▶ _EXERCISE MATERIALS_
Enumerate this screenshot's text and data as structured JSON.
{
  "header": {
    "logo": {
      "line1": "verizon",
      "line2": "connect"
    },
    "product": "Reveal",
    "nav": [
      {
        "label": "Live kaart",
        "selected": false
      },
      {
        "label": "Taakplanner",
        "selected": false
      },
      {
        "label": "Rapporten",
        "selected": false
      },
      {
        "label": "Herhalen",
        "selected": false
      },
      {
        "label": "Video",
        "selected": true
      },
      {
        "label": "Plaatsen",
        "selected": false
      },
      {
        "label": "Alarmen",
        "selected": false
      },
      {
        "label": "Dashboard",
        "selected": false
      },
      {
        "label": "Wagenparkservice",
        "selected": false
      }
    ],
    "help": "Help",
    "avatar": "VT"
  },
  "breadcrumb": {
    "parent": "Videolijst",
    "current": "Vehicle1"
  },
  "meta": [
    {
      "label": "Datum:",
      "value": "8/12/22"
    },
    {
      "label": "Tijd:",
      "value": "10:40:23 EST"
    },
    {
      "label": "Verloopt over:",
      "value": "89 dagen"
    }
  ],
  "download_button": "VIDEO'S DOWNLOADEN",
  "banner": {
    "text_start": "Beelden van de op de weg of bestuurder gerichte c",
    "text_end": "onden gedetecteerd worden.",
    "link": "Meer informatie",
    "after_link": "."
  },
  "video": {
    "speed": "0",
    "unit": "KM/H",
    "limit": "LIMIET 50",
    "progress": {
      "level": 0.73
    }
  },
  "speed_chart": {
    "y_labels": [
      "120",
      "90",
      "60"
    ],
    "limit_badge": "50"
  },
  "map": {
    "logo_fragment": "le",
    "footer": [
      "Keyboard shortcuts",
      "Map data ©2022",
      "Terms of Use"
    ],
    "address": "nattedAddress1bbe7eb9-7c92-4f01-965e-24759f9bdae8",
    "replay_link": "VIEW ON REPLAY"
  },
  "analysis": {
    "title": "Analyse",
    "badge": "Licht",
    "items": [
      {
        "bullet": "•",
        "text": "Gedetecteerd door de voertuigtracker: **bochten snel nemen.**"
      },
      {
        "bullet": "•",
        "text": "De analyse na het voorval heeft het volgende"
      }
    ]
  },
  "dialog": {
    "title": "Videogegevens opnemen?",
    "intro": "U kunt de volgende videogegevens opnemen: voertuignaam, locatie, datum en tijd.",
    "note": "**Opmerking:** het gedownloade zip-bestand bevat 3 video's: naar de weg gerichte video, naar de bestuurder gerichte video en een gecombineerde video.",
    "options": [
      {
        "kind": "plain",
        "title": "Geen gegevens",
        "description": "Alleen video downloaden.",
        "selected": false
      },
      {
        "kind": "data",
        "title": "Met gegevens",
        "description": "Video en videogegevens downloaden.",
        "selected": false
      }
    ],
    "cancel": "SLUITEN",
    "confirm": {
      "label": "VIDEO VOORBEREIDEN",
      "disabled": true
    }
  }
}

▶ _WHAT IS ASKED_
Each record above should be restated word for word.

▶ _WRITTEN RESPONSE_
Enumerate this screenshot's text and data as structured JSON.
{
  "header": {
    "logo": {
      "line1": "verizon",
      "line2": "connect"
    },
    "product": "Reveal",
    "nav": [
      {
        "label": "Live kaart",
        "selected": false
      },
      {
        "label": "Taakplanner",
        "selected": false
      },
      {
        "label": "Rapporten",
        "selected": false
      },
      {
        "label": "Herhalen",
        "selected": false
      },
      {
        "label": "Video",
        "selected": true
      },
      {
        "label": "Plaatsen",
        "selected": false
      },
      {
        "label": "Alarmen",
        "selected": false
      },
      {
        "label": "Dashboard",
        "selected": false
      },
      {
        "label": "Wagenparkservice",
        "selected": false
      }
    ],
    "help": "Help",
    "avatar": "VT"
  },
  "breadcrumb": {
    "parent": "Videolijst",
    "current": "Vehicle1"
  },
  "meta": [
    {
      "label": "Datum:",
      "value": "8/12/22"
    },
    {
      "label": "Tijd:",
      "value": "10:40:23 EST"
    },
    {
      "label": "Verloopt over:",
      "value": "89 dagen"
    }
  ],
  "download_button": "VIDEO'S DOWNLOADEN",
  "banner": {
    "text_start": "Beelden van de op de weg of bestuurder gerichte c",
    "text_end": "onden gedetecteerd worden.",
    "link": "Meer informatie",
    "after_link": "."
  },
  "video": {
    "speed": "0",
    "unit": "KM/H",
    "limit": "LIMIET 50",
    "progress": {
      "level": 0.73
    }
  },
  "speed_chart": {
    "y_labels": [
      "120",
      "90",
      "60"
    ],
    "limit_badge": "50"
  },
  "map": {
    "logo_fragment": "le",
    "footer": [
      "Keyboard shortcuts",
      "Map data ©2022",
      "Terms of Use"
    ],
    "address": "nattedAddress1bbe7eb9-7c92-4f01-965e-24759f9bdae8",
    "replay_link": "VIEW ON REPLAY"
  },
  "analysis": {
    "title": "Analyse",
    "badge": "Licht",
    "items": [
      {
        "bullet": "•",
        "text": "Gedetecteerd door de voertuigtracker: **bochten snel nemen.**"
      },
      {
        "bullet": "•",
        "text": "De analyse na het voorval heeft het volgende"
      }
    ]
  },
  "dialog": {
    "title": "Videogegevens opnemen?",
    "intro": "U kunt de volgende videogegevens opnemen: voertuignaam, locatie, datum en tijd.",
    "note": "**Opmerking:** het gedownloade zip-bestand bevat 3 video's: naar de weg gerichte video, naar de bestuurder gerichte video en een gecombineerde video.",
    "options": [
      {
        "kind": "plain",
        "title": "Geen gegevens",
        "description": "Alleen video downloaden.",
        "selected": false
      },
      {
        "kind": "data",
        "title": "Met gegevens",
        "description": "Video en videogegevens downloaden.",
        "selected": false
      }
    ],
    "cancel": "SLUITEN",
    "confirm": {
      "label": "VIDEO VOORBEREIDEN",
      "disabled": true
    }
  }
}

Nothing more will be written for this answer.